# What the exercise asks
Repeat every line below exactly as it reads.

# Given records

::::::::

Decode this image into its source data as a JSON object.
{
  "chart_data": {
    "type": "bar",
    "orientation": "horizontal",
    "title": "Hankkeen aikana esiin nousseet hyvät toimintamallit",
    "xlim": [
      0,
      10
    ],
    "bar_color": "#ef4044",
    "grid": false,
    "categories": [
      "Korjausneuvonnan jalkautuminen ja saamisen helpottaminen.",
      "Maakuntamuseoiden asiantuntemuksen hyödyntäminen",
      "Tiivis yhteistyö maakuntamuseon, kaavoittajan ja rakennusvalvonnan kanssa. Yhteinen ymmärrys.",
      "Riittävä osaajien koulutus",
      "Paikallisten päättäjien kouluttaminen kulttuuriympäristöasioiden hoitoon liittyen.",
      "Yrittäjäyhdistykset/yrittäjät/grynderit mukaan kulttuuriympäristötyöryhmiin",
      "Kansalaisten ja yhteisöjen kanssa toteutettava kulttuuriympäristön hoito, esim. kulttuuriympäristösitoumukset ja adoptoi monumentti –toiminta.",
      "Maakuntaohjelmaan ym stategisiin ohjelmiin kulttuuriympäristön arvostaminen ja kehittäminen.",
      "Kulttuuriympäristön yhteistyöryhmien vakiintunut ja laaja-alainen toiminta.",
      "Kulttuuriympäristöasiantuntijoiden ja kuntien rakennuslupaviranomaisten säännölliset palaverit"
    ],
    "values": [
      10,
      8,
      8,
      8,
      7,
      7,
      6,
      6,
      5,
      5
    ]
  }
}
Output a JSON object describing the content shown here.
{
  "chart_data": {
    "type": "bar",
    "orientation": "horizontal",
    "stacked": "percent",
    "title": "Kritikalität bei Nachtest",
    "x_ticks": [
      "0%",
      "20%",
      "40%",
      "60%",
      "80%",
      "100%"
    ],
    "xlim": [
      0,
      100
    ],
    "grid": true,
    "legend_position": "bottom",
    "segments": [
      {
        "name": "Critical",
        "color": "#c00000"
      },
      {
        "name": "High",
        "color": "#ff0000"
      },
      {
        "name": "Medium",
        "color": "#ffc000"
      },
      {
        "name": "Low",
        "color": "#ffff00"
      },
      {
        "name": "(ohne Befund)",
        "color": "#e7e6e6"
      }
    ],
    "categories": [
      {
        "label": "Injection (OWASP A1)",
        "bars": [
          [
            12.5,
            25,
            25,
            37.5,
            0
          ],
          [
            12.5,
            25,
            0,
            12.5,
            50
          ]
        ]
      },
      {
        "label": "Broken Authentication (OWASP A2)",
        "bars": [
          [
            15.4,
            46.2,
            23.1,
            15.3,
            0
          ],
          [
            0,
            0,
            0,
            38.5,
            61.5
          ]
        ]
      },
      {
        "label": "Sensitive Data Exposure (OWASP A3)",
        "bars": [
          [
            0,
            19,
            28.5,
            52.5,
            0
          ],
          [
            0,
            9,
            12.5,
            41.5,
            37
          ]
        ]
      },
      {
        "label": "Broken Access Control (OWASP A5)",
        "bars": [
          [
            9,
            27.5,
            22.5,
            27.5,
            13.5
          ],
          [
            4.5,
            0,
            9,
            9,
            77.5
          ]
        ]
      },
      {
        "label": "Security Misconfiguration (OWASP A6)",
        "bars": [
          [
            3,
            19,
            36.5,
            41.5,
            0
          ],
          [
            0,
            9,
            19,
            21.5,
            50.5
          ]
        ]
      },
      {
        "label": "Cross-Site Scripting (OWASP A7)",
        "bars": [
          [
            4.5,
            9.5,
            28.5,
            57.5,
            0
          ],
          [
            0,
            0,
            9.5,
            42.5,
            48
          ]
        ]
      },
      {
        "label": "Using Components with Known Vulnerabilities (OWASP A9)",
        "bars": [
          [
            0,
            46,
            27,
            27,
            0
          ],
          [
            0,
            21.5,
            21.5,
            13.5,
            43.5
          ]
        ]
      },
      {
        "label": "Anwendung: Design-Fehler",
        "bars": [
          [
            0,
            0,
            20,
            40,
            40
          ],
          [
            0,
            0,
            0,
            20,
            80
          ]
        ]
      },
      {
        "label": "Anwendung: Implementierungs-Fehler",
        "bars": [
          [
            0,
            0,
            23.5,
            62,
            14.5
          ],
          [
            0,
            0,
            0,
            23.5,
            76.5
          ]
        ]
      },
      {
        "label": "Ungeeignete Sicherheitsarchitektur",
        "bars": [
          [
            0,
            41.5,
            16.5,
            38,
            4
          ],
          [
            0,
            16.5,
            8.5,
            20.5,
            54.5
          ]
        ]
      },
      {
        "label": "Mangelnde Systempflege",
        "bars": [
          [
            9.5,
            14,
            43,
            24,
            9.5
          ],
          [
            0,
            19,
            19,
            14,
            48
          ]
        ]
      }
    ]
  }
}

::::::::

# Task output
Decode this image into its source data as a JSON object.
{
  "chart_data": {
    "type": "bar",
    "orientation": "horizontal",
    "title": "Hankkeen aikana esiin nousseet hyvät toimintamallit",
    "xlim": [
      0,
      10
    ],
    "bar_color": "#ef4044",
    "grid": false,
    "categories": [
      "Korjausneuvonnan jalkautuminen ja saamisen helpottaminen.",
      "Maakuntamuseoiden asiantuntemuksen hyödyntäminen",
      "Tiivis yhteistyö maakuntamuseon, kaavoittajan ja rakennusvalvonnan kanssa. Yhteinen ymmärrys.",
      "Riittävä osaajien koulutus",
      "Paikallisten päättäjien kouluttaminen kulttuuriympäristöasioiden hoitoon liittyen.",
      "Yrittäjäyhdistykset/yrittäjät/grynderit mukaan kulttuuriympäristötyöryhmiin",
      "Kansalaisten ja yhteisöjen kanssa toteutettava kulttuuriympäristön hoito, esim. kulttuuriympäristösitoumukset ja adoptoi monumentti –toiminta.",
      "Maakuntaohjelmaan ym stategisiin ohjelmiin kulttuuriympäristön arvostaminen ja kehittäminen.",
      "Kulttuuriympäristön yhteistyöryhmien vakiintunut ja laaja-alainen toiminta.",
      "Kulttuuriympäristöasiantuntijoiden ja kuntien rakennuslupaviranomaisten säännölliset palaverit"
    ],
    "values": [
      10,
      8,
      8,
      8,
      7,
      7,
      6,
      6,
      5,
      5
    ]
  }
}
Output a JSON object describing the content shown here.
{
  "chart_data": {
    "type": "bar",
    "orientation": "horizontal",
    "stacked": "percent",
    "title": "Kritikalität bei Nachtest",
    "x_ticks": [
      "0%",
      "20%",
      "40%",
      "60%",
      "80%",
      "100%"
    ],
    "xlim": [
      0,
      100
    ],
    "grid": true,
    "legend_position": "bottom",
    "segments": [
      {
        "name": "Critical",
        "color": "#c00000"
      },
      {
        "name": "High",
        "color": "#ff0000"
      },
      {
        "name": "Medium",
        "color": "#ffc000"
      },
      {
        "name": "Low",
        "color": "#ffff00"
      },
      {
        "name": "(ohne Befund)",
        "color": "#e7e6e6"
      }
    ],
    "categories": [
      {
        "label": "Injection (OWASP A1)",
        "bars": [
          [
            12.5,
            25,
            25,
            37.5,
            0
          ],
          [
            12.5,
            25,
            0,
            12.5,
            50
          ]
        ]
      },
      {
        "label": "Broken Authentication (OWASP A2)",
        "bars": [
          [
            15.4,
            46.2,
            23.1,
            15.3,
            0
          ],
          [
            0,
            0,
            0,
            38.5,
            61.5
          ]
        ]
      },
      {
        "label": "Sensitive Data Exposure (OWASP A3)",
        "bars": [
          [
            0,
            19,
            28.5,
            52.5,
            0
          ],
          [
            0,
            9,
            12.5,
            41.5,
            37
          ]
        ]
      },
      {
        "label": "Broken Access Control (OWASP A5)",
        "bars": [
          [
            9,
            27.5,
            22.5,
            27.5,
            13.5
          ],
          [
            4.5,
            0,
            9,
            9,
            77.5
          ]
        ]
      },
      {
        "label": "Security Misconfiguration (OWASP A6)",
        "bars": [
          [
            3,
            19,
            36.5,
            41.5,
            0
          ],
          [
            0,
            9,
            19,
            21.5,
            50.5
          ]
        ]
      },
      {
        "label": "Cross-Site Scripting (OWASP A7)",
        "bars": [
          [
            4.5,
            9.5,
            28.5,
            57.5,
            0
          ],
          [
            0,
            0,
            9.5,
            42.5,
            48
          ]
        ]
      },
      {
        "label": "Using Components with Known Vulnerabilities (OWASP A9)",
        "bars": [
          [
            0,
            46,
            27,
            27,
            0
          ],
          [
            0,
            21.5,
            21.5,
            13.5,
            43.5
          ]
        ]
      },
      {
        "label": "Anwendung: Design-Fehler",
        "bars": [
          [
            0,
            0,
            20,
            40,
            40
          ],
          [
            0,
            0,
            0,
            20,
            80
          ]
        ]
      },
      {
        "label": "Anwendung: Implementierungs-Fehler",
        "bars": [
          [
            0,
            0,
            23.5,
            62,
            14.5
          ],
          [
            0,
            0,
            0,
            23.5,
            76.5
          ]
        ]
      },
      {
        "label": "Ungeeignete Sicherheitsarchitektur",
        "bars": [
          [
            0,
            41.5,
            16.5,
            38,
            4
          ],
          [
            0,
            16.5,
            8.5,
            20.5,
            54.5
          ]
        ]
      },
      {
        "label": "Mangelnde Systempflege",
        "bars": [
          [
            9.5,
            14,
            43,
            24,
            9.5
          ],
          [
            0,
            19,
            19,
            14,
            48
          ]
        ]
      }
    ]
  }
}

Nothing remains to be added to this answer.